__Texto fornecido__
Em comparação, consideremos a natureza. A natureza é como uma orquestra que reúne incontáveis notas. Desde o tempo de Pitágoras, essa sinfonia cósmica é conhecida como a Música das Esferas. De acordo com esse conceito, cada diminuto átomo está afinado a uma nota musical e está constantemente em movimento com velocidades incríveis, cada velocidade possuindo sua própria qualidade ou nota numérica. Se tivermos ouvidos para ouvir, poderíamos realmente perceber uma árvore crescer ou uma flor desabrochar. Da mesma forma, poderíamos ouvir os gritos de outros seres humanos e de outras formas de vida no planeta, e estaríamos melhor equipados para aliviá-los.
Nós, seres humanos, parecemos estar sempre buscando algo, numa tentativa de redescobrir um aspecto perdido da natureza – o acorde da harmonia com o universo. Harmonia não é um conceito visionário de contos de fadas. É muito relevante na vida diária. Ademais, a harmonia não está limitada ao individual, à família e à comunidade humana.

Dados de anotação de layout
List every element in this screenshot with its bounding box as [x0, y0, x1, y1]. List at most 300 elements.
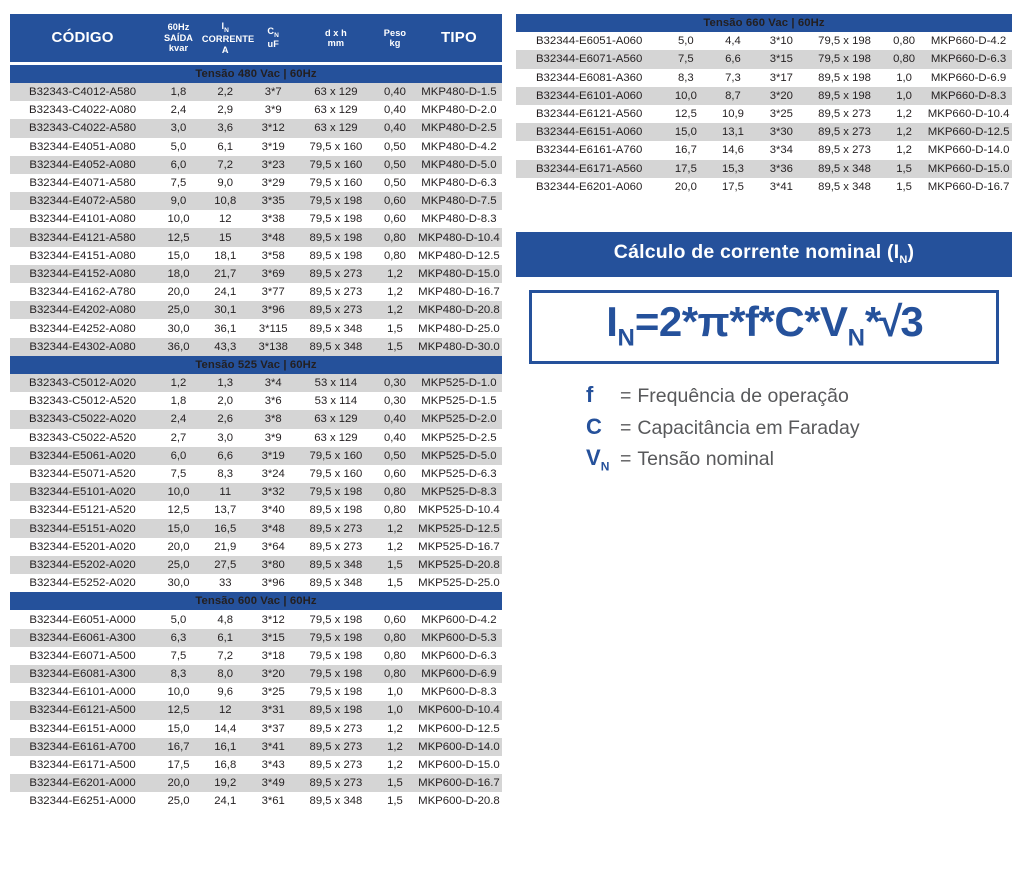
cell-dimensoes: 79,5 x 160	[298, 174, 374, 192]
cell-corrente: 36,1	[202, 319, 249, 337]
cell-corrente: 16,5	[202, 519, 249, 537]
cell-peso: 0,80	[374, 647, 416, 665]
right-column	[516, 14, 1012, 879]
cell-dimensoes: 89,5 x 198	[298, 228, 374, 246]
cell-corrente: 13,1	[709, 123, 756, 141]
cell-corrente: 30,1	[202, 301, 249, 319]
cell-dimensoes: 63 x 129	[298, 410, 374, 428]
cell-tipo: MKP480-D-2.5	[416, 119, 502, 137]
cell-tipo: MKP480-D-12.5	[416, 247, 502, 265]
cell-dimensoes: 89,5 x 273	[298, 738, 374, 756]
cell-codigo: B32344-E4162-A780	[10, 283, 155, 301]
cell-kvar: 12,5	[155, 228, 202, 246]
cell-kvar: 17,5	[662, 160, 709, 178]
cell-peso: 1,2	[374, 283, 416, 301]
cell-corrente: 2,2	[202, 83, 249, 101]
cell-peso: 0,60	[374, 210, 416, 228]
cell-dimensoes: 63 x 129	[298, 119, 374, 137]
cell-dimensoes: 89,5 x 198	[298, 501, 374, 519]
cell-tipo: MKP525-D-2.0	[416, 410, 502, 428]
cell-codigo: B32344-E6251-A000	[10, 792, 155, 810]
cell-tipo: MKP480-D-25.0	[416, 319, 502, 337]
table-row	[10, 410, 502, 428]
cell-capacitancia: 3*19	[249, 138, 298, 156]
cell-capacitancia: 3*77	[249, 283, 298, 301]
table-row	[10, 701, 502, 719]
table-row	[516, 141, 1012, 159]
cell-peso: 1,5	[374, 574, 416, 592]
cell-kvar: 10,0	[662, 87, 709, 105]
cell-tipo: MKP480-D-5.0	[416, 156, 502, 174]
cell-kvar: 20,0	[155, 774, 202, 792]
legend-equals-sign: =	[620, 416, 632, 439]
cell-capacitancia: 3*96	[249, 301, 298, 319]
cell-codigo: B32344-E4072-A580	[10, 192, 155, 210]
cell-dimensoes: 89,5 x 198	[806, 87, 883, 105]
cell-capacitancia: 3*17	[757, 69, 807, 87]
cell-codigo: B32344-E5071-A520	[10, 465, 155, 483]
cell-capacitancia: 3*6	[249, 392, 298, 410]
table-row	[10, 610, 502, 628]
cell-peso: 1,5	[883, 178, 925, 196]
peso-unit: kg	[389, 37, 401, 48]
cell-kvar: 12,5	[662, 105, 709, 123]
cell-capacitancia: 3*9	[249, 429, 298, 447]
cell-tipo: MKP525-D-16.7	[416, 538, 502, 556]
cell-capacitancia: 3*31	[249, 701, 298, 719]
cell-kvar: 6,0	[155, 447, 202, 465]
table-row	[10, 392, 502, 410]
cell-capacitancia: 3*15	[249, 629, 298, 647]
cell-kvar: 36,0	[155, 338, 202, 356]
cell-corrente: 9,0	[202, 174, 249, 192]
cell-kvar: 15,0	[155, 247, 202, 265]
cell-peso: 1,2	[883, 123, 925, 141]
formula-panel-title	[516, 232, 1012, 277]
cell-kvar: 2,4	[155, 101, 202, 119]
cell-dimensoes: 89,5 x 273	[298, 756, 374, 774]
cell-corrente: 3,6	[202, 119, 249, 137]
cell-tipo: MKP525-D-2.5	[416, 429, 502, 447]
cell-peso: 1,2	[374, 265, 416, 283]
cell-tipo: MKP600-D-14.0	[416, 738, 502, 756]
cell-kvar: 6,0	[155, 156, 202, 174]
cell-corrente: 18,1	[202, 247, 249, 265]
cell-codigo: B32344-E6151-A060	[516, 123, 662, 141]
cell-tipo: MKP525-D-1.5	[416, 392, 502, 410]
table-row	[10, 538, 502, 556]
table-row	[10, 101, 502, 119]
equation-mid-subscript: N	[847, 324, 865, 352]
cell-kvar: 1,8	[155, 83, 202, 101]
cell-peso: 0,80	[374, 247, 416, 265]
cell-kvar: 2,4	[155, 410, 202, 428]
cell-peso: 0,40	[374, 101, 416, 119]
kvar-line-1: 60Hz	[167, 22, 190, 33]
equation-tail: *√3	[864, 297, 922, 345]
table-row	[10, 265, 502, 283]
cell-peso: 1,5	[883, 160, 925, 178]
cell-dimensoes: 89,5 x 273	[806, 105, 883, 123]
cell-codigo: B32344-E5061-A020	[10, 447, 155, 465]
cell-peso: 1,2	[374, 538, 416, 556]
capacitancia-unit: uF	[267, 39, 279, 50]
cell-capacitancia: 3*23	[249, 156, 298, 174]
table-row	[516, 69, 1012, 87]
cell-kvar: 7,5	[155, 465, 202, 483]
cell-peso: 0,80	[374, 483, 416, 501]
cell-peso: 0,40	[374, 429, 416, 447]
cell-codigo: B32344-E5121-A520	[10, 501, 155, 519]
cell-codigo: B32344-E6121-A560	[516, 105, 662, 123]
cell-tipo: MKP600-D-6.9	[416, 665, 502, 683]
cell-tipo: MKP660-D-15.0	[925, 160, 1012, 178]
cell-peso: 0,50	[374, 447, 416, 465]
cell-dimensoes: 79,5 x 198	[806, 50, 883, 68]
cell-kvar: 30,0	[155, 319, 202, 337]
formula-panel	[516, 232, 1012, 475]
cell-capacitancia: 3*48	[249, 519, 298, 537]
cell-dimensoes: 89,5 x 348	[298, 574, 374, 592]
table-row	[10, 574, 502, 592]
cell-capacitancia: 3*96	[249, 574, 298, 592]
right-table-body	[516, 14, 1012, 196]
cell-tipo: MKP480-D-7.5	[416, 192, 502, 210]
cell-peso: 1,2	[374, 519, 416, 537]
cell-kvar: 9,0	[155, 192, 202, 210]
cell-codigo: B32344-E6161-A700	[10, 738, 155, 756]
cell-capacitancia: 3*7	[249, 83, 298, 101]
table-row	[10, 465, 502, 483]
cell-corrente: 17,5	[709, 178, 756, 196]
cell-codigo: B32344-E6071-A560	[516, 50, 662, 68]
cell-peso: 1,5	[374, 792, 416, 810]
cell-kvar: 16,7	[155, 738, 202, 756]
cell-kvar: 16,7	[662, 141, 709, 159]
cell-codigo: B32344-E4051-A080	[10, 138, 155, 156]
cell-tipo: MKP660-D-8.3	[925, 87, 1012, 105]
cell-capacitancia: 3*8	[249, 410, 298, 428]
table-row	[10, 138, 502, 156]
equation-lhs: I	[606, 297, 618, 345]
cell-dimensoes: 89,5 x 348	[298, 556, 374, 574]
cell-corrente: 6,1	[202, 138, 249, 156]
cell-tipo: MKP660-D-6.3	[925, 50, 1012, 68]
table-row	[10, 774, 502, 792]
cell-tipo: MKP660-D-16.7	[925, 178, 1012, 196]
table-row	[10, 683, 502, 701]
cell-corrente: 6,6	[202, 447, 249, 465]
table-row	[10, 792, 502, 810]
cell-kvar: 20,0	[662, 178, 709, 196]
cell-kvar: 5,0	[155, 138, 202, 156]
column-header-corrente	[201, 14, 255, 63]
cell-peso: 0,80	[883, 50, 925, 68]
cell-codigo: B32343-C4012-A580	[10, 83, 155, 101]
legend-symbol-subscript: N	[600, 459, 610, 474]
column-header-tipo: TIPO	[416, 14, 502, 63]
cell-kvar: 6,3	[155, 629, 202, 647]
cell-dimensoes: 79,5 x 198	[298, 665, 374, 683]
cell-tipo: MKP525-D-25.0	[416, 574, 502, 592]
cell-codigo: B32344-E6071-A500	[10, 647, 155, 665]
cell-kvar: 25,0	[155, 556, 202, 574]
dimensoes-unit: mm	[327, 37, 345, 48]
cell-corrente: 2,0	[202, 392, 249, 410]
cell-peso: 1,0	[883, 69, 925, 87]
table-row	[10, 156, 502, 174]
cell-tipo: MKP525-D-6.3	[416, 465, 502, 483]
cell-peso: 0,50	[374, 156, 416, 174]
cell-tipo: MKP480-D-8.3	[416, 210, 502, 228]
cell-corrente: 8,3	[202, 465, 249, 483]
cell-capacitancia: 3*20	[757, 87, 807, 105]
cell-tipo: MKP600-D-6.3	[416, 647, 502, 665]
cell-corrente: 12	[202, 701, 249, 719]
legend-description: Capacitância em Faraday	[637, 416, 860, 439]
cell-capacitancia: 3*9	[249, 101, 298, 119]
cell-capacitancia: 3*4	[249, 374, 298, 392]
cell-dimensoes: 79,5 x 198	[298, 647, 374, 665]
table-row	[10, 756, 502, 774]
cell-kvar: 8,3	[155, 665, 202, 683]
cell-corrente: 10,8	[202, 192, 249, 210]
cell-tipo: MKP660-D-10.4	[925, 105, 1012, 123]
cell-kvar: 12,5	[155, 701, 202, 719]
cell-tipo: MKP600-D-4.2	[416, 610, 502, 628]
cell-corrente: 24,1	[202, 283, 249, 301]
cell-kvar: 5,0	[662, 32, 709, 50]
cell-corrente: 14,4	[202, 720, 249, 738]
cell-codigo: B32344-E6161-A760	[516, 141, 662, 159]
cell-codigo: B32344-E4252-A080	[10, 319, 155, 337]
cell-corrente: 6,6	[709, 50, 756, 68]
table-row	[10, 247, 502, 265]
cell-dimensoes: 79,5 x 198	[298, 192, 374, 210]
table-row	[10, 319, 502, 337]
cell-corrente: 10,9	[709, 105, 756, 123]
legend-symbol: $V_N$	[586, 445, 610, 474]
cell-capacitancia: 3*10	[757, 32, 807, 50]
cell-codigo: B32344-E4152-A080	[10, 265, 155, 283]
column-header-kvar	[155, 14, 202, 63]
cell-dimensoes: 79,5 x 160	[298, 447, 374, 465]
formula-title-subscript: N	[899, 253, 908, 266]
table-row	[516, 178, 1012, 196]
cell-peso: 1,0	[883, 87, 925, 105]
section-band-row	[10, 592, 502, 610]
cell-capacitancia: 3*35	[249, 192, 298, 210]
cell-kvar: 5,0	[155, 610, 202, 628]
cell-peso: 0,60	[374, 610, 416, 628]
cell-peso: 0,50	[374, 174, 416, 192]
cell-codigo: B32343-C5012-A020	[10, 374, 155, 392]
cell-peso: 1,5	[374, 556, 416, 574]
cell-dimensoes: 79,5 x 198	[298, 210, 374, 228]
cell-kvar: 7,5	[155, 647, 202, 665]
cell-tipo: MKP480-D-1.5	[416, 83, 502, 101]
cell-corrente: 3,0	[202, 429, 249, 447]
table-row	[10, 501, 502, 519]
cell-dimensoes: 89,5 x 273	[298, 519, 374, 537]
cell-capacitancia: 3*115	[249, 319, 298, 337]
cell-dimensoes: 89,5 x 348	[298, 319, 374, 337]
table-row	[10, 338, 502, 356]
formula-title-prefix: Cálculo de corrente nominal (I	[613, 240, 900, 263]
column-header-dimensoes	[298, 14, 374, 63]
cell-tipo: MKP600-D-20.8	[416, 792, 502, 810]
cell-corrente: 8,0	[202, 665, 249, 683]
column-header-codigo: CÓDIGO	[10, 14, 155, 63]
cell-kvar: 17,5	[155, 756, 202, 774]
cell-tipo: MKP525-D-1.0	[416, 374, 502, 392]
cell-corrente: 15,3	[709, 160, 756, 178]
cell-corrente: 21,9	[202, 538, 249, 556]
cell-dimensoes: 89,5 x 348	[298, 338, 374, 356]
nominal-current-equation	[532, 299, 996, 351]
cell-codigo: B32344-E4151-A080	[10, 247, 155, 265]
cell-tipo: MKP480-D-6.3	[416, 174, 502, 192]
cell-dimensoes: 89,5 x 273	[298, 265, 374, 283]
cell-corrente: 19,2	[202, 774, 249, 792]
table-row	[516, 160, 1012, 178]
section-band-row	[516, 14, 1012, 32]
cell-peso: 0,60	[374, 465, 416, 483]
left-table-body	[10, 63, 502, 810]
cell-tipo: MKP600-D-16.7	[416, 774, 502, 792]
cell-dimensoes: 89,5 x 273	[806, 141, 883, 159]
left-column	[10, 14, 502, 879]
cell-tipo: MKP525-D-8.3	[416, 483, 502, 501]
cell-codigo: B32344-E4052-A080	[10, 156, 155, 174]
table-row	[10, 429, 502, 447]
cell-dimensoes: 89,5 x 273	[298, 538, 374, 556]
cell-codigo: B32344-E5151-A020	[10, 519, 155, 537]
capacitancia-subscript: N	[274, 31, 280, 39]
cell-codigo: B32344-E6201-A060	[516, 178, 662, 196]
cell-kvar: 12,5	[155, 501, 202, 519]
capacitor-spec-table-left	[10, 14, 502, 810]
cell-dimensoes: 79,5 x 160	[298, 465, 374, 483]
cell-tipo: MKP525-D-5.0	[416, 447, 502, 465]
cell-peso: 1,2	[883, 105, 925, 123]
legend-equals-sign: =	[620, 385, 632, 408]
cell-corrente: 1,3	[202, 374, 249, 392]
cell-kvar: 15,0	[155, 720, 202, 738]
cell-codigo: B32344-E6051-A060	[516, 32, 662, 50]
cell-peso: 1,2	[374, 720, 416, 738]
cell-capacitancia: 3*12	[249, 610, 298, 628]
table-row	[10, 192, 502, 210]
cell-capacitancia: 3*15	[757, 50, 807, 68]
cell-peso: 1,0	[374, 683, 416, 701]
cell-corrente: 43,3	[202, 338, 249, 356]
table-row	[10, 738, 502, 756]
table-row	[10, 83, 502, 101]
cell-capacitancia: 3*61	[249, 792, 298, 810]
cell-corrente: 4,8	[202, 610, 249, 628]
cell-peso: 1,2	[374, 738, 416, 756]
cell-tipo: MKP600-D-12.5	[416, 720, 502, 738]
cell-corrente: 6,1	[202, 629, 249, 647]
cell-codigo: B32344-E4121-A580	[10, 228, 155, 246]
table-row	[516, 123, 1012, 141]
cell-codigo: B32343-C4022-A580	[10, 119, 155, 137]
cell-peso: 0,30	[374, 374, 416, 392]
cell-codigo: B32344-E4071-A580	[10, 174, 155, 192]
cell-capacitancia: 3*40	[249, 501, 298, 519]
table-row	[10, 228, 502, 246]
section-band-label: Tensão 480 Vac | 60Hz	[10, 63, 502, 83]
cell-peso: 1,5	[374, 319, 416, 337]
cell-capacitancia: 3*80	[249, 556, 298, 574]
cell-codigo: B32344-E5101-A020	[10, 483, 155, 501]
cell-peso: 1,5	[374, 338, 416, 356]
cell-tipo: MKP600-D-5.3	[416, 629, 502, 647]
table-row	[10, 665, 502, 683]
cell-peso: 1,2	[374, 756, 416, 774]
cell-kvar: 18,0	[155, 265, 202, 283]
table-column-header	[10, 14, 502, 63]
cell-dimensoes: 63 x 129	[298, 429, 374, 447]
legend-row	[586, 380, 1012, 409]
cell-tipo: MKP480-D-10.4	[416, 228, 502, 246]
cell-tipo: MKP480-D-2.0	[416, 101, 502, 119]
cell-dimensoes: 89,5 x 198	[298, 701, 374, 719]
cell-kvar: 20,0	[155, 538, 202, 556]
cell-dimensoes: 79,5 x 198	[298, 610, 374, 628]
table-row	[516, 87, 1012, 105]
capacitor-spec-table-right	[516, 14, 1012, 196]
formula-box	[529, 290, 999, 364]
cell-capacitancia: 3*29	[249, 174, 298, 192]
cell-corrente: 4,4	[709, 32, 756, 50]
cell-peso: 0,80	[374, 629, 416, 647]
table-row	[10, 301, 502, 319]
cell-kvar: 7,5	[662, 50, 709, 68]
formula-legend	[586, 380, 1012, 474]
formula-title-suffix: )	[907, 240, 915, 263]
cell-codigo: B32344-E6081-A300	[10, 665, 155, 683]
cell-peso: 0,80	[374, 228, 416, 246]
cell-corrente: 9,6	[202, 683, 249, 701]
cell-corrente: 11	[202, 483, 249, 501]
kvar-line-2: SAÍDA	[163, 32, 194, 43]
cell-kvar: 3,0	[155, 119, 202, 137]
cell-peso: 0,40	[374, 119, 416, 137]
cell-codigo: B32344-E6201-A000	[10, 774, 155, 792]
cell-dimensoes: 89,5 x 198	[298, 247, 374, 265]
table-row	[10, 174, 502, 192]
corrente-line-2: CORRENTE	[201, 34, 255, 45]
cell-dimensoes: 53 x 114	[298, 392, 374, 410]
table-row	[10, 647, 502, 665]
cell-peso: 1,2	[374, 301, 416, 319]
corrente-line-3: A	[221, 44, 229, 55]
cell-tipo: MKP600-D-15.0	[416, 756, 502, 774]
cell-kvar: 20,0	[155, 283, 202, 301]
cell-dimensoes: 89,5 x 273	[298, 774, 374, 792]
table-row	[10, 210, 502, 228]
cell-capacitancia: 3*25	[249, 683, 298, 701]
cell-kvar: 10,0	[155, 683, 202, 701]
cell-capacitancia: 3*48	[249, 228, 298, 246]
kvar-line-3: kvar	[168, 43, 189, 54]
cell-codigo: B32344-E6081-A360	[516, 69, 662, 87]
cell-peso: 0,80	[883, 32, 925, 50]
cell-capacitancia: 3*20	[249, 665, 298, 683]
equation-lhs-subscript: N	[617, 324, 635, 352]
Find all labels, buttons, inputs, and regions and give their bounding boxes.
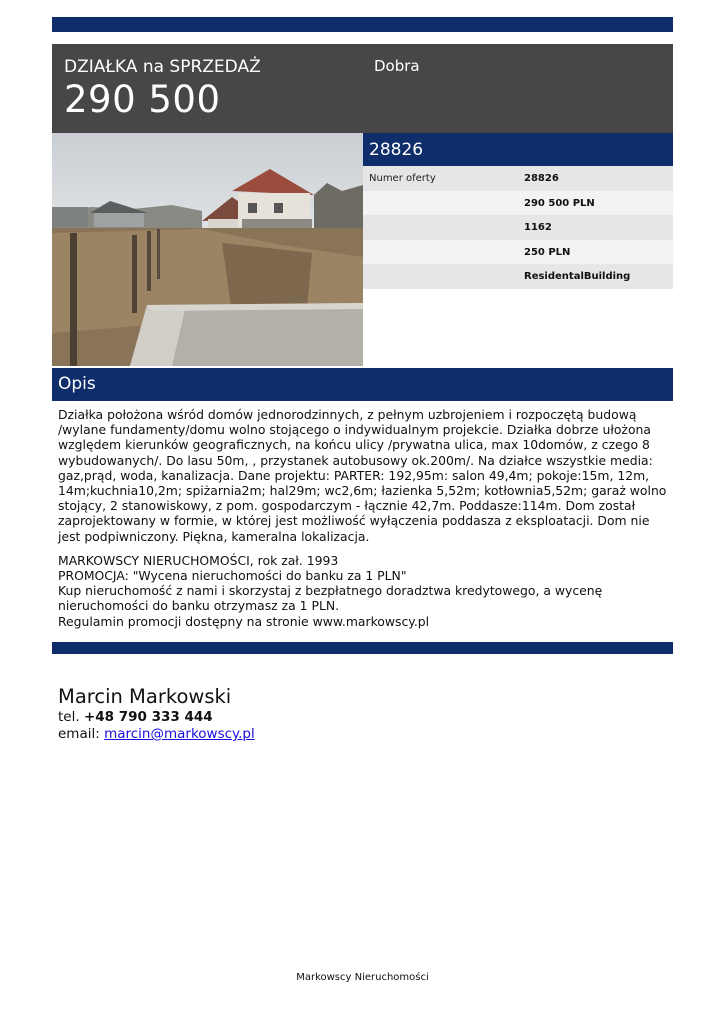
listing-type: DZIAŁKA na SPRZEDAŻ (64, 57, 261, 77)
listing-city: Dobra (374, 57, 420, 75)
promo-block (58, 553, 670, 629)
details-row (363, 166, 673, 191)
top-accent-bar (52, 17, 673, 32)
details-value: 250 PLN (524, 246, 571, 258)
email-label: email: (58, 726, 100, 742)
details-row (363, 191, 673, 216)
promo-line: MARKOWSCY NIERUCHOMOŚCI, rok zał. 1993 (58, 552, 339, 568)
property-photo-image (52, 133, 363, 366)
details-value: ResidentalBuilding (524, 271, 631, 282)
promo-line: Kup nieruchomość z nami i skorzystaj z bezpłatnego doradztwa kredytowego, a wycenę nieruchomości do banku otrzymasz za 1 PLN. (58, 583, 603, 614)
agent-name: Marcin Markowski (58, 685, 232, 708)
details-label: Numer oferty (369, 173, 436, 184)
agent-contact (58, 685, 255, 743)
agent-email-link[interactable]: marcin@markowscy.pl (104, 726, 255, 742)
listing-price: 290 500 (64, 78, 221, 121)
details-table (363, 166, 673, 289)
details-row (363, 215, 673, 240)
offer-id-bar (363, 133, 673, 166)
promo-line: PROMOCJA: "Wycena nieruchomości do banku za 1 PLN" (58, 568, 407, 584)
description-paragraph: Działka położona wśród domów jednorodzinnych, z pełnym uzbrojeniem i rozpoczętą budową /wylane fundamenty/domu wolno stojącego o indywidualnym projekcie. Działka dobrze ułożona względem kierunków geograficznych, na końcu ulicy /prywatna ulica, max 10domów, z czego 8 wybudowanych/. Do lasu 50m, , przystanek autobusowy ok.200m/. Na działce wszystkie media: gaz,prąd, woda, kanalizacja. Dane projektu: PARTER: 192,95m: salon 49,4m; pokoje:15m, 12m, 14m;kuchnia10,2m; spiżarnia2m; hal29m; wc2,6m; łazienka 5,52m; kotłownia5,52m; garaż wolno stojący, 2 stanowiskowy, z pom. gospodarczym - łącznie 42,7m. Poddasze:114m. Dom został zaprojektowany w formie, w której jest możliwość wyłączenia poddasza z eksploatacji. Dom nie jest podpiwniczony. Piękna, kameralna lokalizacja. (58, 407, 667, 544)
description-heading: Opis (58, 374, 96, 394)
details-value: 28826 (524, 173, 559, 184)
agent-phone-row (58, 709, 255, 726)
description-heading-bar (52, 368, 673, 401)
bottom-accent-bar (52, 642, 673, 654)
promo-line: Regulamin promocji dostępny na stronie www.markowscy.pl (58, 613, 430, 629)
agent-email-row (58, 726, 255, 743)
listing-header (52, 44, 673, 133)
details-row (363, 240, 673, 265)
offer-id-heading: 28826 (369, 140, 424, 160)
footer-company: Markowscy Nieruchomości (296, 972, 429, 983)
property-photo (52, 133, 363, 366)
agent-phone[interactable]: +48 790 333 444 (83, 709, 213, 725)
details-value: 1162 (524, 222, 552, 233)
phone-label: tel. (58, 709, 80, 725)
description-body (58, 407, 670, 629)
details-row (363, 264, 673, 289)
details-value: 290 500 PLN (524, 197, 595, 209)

__Tarefas a realizar__
**A.** Segundo o trecho sobre a harmonia da natureza, desde quando a sinfonia cósmica é conhecida como a Música das Esferas?
**B.** Reescreva a passagem do trecho sobre a harmonia da natureza que vai de "Em comparação, consideremos" até "equipados para aliviá-los.", substituindo "orquestra" por "banda".

__Respostas do exercício__
**A.** Desde o tempo de Pitágoras.

**B.**
Em comparação, consideremos a natureza. A natureza é como uma banda que reúne incontáveis notas. Desde o tempo de Pitágoras, essa sinfonia cósmica é conhecida como a Música das Esferas. De acordo com esse conceito, cada diminuto átomo está afinado a uma nota musical e está constantemente em movimento com velocidades incríveis, cada velocidade possuindo sua própria qualidade ou nota numérica. Se tivermos ouvidos para ouvir, poderíamos realmente perceber uma árvore crescer ou uma flor desabrochar. Da mesma forma, poderíamos ouvir os gritos de outros seres humanos e de outras formas de vida no planeta, e estaríamos melhor equipados para aliviá-los.